▶ Directive: The records below must be retyped exactly.
>> begin Records
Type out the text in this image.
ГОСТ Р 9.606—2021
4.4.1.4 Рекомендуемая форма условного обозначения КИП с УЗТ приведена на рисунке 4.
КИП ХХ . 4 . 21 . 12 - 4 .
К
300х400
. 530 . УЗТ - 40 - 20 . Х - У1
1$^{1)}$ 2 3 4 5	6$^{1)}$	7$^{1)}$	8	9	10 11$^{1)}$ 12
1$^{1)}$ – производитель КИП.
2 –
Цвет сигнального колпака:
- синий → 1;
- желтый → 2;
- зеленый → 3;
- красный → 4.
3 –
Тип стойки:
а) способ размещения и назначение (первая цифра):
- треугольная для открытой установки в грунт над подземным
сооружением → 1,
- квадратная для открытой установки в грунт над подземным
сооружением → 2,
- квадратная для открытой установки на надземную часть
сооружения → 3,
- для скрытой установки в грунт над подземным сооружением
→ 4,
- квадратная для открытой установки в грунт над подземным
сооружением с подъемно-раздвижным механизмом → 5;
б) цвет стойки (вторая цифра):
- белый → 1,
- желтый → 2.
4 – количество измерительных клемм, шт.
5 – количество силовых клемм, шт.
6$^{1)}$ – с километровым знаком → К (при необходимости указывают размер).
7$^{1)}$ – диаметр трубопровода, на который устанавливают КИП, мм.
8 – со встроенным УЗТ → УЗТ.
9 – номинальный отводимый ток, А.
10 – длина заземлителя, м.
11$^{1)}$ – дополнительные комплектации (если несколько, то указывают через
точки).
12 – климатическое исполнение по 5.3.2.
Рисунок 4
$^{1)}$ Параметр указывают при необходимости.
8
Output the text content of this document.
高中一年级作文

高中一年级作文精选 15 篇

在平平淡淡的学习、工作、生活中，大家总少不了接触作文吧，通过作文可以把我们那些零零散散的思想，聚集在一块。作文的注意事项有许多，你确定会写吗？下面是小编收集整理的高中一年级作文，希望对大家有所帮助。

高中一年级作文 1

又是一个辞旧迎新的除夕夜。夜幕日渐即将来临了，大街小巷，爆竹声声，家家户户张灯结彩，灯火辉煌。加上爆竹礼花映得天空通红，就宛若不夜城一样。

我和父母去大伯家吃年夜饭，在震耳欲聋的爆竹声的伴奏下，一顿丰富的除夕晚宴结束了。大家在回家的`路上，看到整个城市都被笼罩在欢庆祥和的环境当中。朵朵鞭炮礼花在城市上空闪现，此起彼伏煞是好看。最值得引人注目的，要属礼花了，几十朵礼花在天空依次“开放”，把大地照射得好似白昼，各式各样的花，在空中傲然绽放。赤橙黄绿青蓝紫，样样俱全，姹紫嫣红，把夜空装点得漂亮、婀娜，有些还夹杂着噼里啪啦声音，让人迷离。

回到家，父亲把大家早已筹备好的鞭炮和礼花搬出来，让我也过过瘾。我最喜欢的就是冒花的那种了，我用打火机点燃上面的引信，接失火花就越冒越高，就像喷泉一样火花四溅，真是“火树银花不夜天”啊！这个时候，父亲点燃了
>> end Records
▶ Exercise answer:
Type out the text in this image.
ГОСТ Р 9.606—2021
4.4.1.4 Рекомендуемая форма условного обозначения КИП с УЗТ приведена на рисунке 4.
КИП ХХ . 4 . 21 . 12 - 4 .
К
300х400
. 530 . УЗТ - 40 - 20 . Х - У1
1$^{1)}$ 2 3 4 5	6$^{1)}$	7$^{1)}$	8	9	10 11$^{1)}$ 12
1$^{1)}$ – производитель КИП.
2 –
Цвет сигнального колпака:
- синий → 1;
- желтый → 2;
- зеленый → 3;
- красный → 4.
3 –
Тип стойки:
а) способ размещения и назначение (первая цифра):
- треугольная для открытой установки в грунт над подземным
сооружением → 1,
- квадратная для открытой установки в грунт над подземным
сооружением → 2,
- квадратная для открытой установки на надземную часть
сооружения → 3,
- для скрытой установки в грунт над подземным сооружением
→ 4,
- квадратная для открытой установки в грунт над подземным
сооружением с подъемно-раздвижным механизмом → 5;
б) цвет стойки (вторая цифра):
- белый → 1,
- желтый → 2.
4 – количество измерительных клемм, шт.
5 – количество силовых клемм, шт.
6$^{1)}$ – с километровым знаком → К (при необходимости указывают размер).
7$^{1)}$ – диаметр трубопровода, на который устанавливают КИП, мм.
8 – со встроенным УЗТ → УЗТ.
9 – номинальный отводимый ток, А.
10 – длина заземлителя, м.
11$^{1)}$ – дополнительные комплектации (если несколько, то указывают через
точки).
12 – климатическое исполнение по 5.3.2.
Рисунок 4
$^{1)}$ Параметр указывают при необходимости.
8
Output the text content of this document.
高中一年级作文

高中一年级作文精选 15 篇

在平平淡淡的学习、工作、生活中，大家总少不了接触作文吧，通过作文可以把我们那些零零散散的思想，聚集在一块。作文的注意事项有许多，你确定会写吗？下面是小编收集整理的高中一年级作文，希望对大家有所帮助。

高中一年级作文 1

又是一个辞旧迎新的除夕夜。夜幕日渐即将来临了，大街小巷，爆竹声声，家家户户张灯结彩，灯火辉煌。加上爆竹礼花映得天空通红，就宛若不夜城一样。

我和父母去大伯家吃年夜饭，在震耳欲聋的爆竹声的伴奏下，一顿丰富的除夕晚宴结束了。大家在回家的`路上，看到整个城市都被笼罩在欢庆祥和的环境当中。朵朵鞭炮礼花在城市上空闪现，此起彼伏煞是好看。最值得引人注目的，要属礼花了，几十朵礼花在天空依次“开放”，把大地照射得好似白昼，各式各样的花，在空中傲然绽放。赤橙黄绿青蓝紫，样样俱全，姹紫嫣红，把夜空装点得漂亮、婀娜，有些还夹杂着噼里啪啦声音，让人迷离。

回到家，父亲把大家早已筹备好的鞭炮和礼花搬出来，让我也过过瘾。我最喜欢的就是冒花的那种了，我用打火机点燃上面的引信，接失火花就越冒越高，就像喷泉一样火花四溅，真是“火树银花不夜天”啊！这个时候，父亲点燃了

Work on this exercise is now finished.